*Written exercise*
Render the rows below as a numbered list, skipping blank lines and leaving out the pictures.
BEGIN Data shown
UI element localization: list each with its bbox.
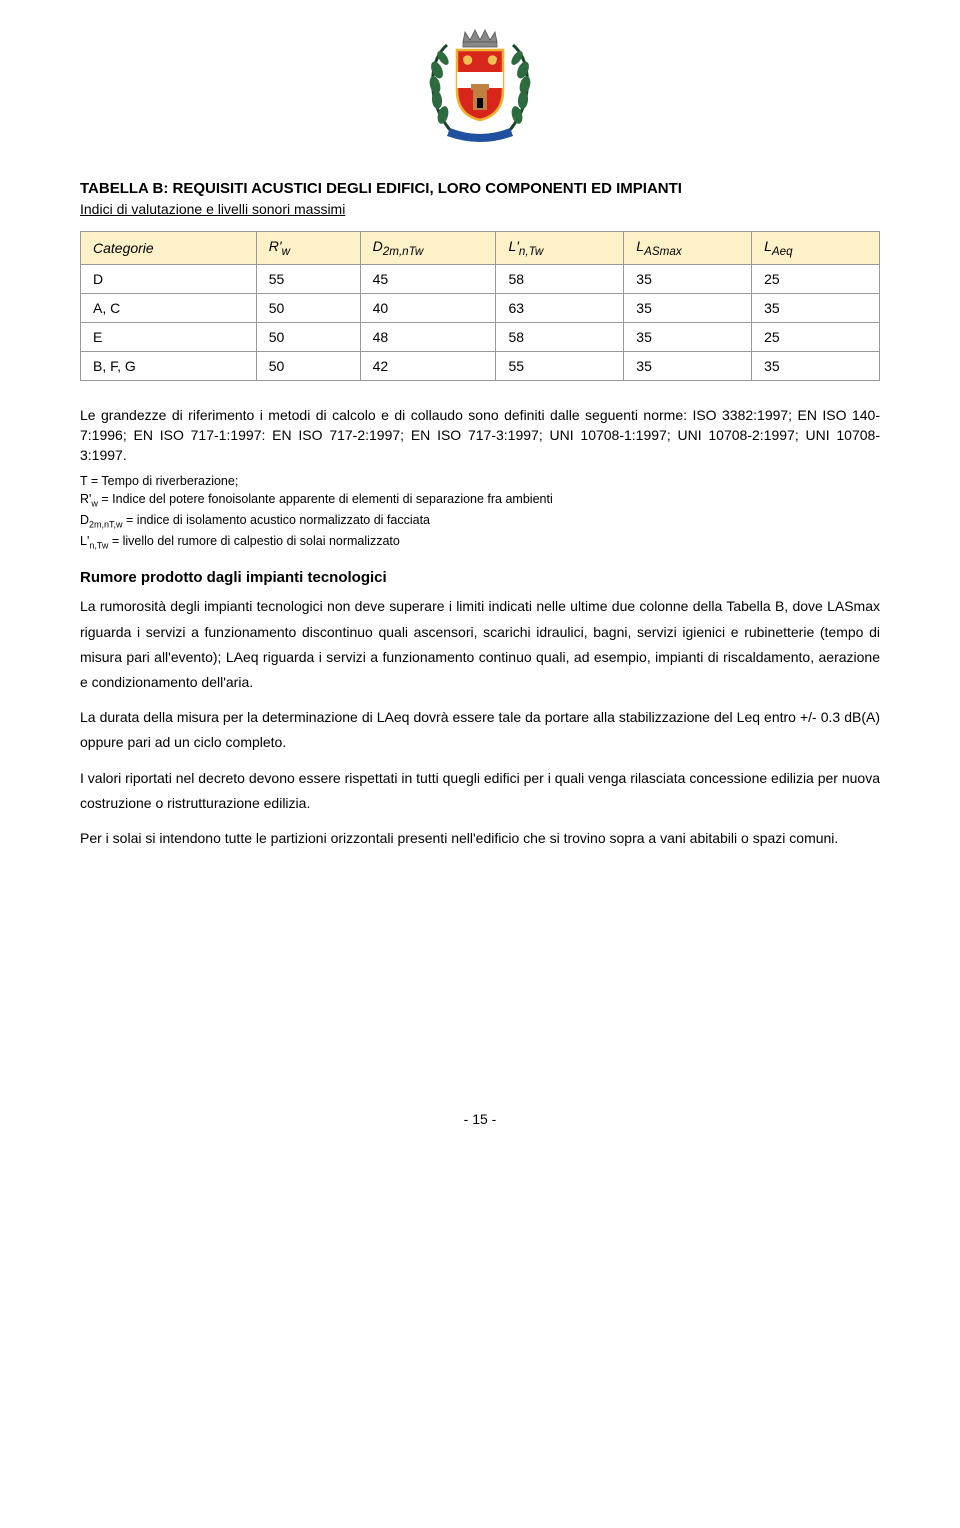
page-number: - 15 - [80, 1111, 880, 1127]
table-cell: 50 [256, 351, 360, 380]
table-row: D5545583525 [81, 264, 880, 293]
table-cell: 55 [256, 264, 360, 293]
table-header-cell: D2m,nTw [360, 232, 496, 265]
table-row: E5048583525 [81, 322, 880, 351]
municipal-crest-icon [415, 20, 545, 150]
section-heading: Rumore prodotto dagli impianti tecnologi… [80, 569, 880, 586]
paragraph-1: La rumorosità degli impianti tecnologici… [80, 594, 880, 695]
table-cell: 35 [752, 351, 880, 380]
table-cell: 50 [256, 322, 360, 351]
table-title: TABELLA B: REQUISITI ACUSTICI DEGLI EDIF… [80, 180, 880, 197]
table-row: A, C5040633535 [81, 293, 880, 322]
table-cell: 25 [752, 322, 880, 351]
table-cell: 40 [360, 293, 496, 322]
def-line-2: R'w = Indice del potere fonoisolante app… [80, 490, 880, 511]
table-subtitle: Indici di valutazione e livelli sonori m… [80, 201, 880, 217]
table-cell: 35 [752, 293, 880, 322]
table-cell: 25 [752, 264, 880, 293]
table-cell: 50 [256, 293, 360, 322]
def-line-3: D2m,nT,w = indice di isolamento acustico… [80, 511, 880, 532]
table-cell: 35 [624, 293, 752, 322]
requisiti-table: CategorieR'wD2m,nTwL'n,TwLASmaxLAeq D554… [80, 231, 880, 381]
table-cell: E [81, 322, 257, 351]
paragraph-2: La durata della misura per la determinaz… [80, 705, 880, 755]
table-cell: 55 [496, 351, 624, 380]
table-cell: 58 [496, 264, 624, 293]
paragraph-3: I valori riportati nel decreto devono es… [80, 766, 880, 816]
table-cell: 58 [496, 322, 624, 351]
def-line-1: T = Tempo di riverberazione; [80, 472, 880, 491]
table-row: B, F, G5042553535 [81, 351, 880, 380]
table-cell: 35 [624, 322, 752, 351]
table-cell: 48 [360, 322, 496, 351]
definitions-block: T = Tempo di riverberazione; R'w = Indic… [80, 472, 880, 554]
def-line-4: L'n,Tw = livello del rumore di calpestio… [80, 532, 880, 553]
table-header-row: CategorieR'wD2m,nTwL'n,TwLASmaxLAeq [81, 232, 880, 265]
table-header-cell: L'n,Tw [496, 232, 624, 265]
table-cell: 42 [360, 351, 496, 380]
table-cell: B, F, G [81, 351, 257, 380]
table-cell: 35 [624, 351, 752, 380]
table-cell: 35 [624, 264, 752, 293]
table-header-cell: Categorie [81, 232, 257, 265]
table-cell: A, C [81, 293, 257, 322]
table-header-cell: LAeq [752, 232, 880, 265]
table-cell: 63 [496, 293, 624, 322]
table-header-cell: LASmax [624, 232, 752, 265]
intro-paragraph: Le grandezze di riferimento i metodi di … [80, 405, 880, 466]
table-cell: 45 [360, 264, 496, 293]
table-cell: D [81, 264, 257, 293]
paragraph-4: Per i solai si intendono tutte le partiz… [80, 826, 880, 851]
table-header-cell: R'w [256, 232, 360, 265]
END Data shown
*Result of this exercise*
1. UI element localization: list each with its bbox.
2. page-number: - 15 - [80, 1111, 880, 1127]
3. table-cell: 50 [256, 351, 360, 380]
4. table-row: D5545583525 [81, 264, 880, 293]
5. table-cell: 55 [256, 264, 360, 293]
6. table-header-cell: D2m,nTw [360, 232, 496, 265]
7. table-row: E5048583525 [81, 322, 880, 351]
8. municipal-crest-icon [415, 20, 545, 150]
9. section-heading: Rumore prodotto dagli impianti tecnologi… [80, 569, 880, 586]
10. paragraph-1: La rumorosità degli impianti tecnologici… [80, 594, 880, 695]
11. table-cell: 35 [752, 351, 880, 380]
12. table-cell: 50 [256, 322, 360, 351]
13. table-title: TABELLA B: REQUISITI ACUSTICI DEGLI EDIF… [80, 180, 880, 197]
14. table-row: A, C5040633535 [81, 293, 880, 322]
15. table-cell: 25 [752, 322, 880, 351]
16. table-cell: 40 [360, 293, 496, 322]
17. def-line-2: R'w = Indice del potere fonoisolante app… [80, 490, 880, 511]
18. table-subtitle: Indici di valutazione e livelli sonori m… [80, 201, 880, 217]
19. table-cell: 35 [752, 293, 880, 322]
20. table-cell: 25 [752, 264, 880, 293]
21. table-cell: 50 [256, 293, 360, 322]
22. def-line-3: D2m,nT,w = indice di isolamento acustico… [80, 511, 880, 532]
23. table-cell: 35 [624, 293, 752, 322]
24. requisiti-table: CategorieR'wD2m,nTwL'n,TwLASmaxLAeq D554… [80, 231, 880, 381]
25. table-cell: E [81, 322, 257, 351]
26. paragraph-2: La durata della misura per la determinaz… [80, 705, 880, 755]
27. table-cell: 55 [496, 351, 624, 380]
28. table-cell: 58 [496, 264, 624, 293]
29. paragraph-3: I valori riportati nel decreto devono es… [80, 766, 880, 816]
30. table-cell: 58 [496, 322, 624, 351]
31. def-line-1: T = Tempo di riverberazione; [80, 472, 880, 491]
32. table-row: B, F, G5042553535 [81, 351, 880, 380]
33. table-cell: 35 [624, 322, 752, 351]
34. table-cell: 48 [360, 322, 496, 351]
35. definitions-block: T = Tempo di riverberazione; R'w = Indic… [80, 472, 880, 554]
36. def-line-4: L'n,Tw = livello del rumore di calpestio… [80, 532, 880, 553]
37. table-header-row: CategorieR'wD2m,nTwL'n,TwLASmaxLAeq [81, 232, 880, 265]
38. table-header-cell: L'n,Tw [496, 232, 624, 265]
39. table-cell: 42 [360, 351, 496, 380]
40. table-cell: B, F, G [81, 351, 257, 380]
41. table-cell: 35 [624, 351, 752, 380]
42. table-cell: 35 [624, 264, 752, 293]
43. table-header-cell: Categorie [81, 232, 257, 265]
44. table-cell: A, C [81, 293, 257, 322]
45. table-header-cell: LAeq [752, 232, 880, 265]
46. table-cell: 63 [496, 293, 624, 322]
47. table-header-cell: LASmax [624, 232, 752, 265]
48. intro-paragraph: Le grandezze di riferimento i metodi di … [80, 405, 880, 466]
49. table-cell: 45 [360, 264, 496, 293]
50. table-cell: D [81, 264, 257, 293]
51. paragraph-4: Per i solai si intendono tutte le partiz… [80, 826, 880, 851]
52. table-header-cell: R'w [256, 232, 360, 265]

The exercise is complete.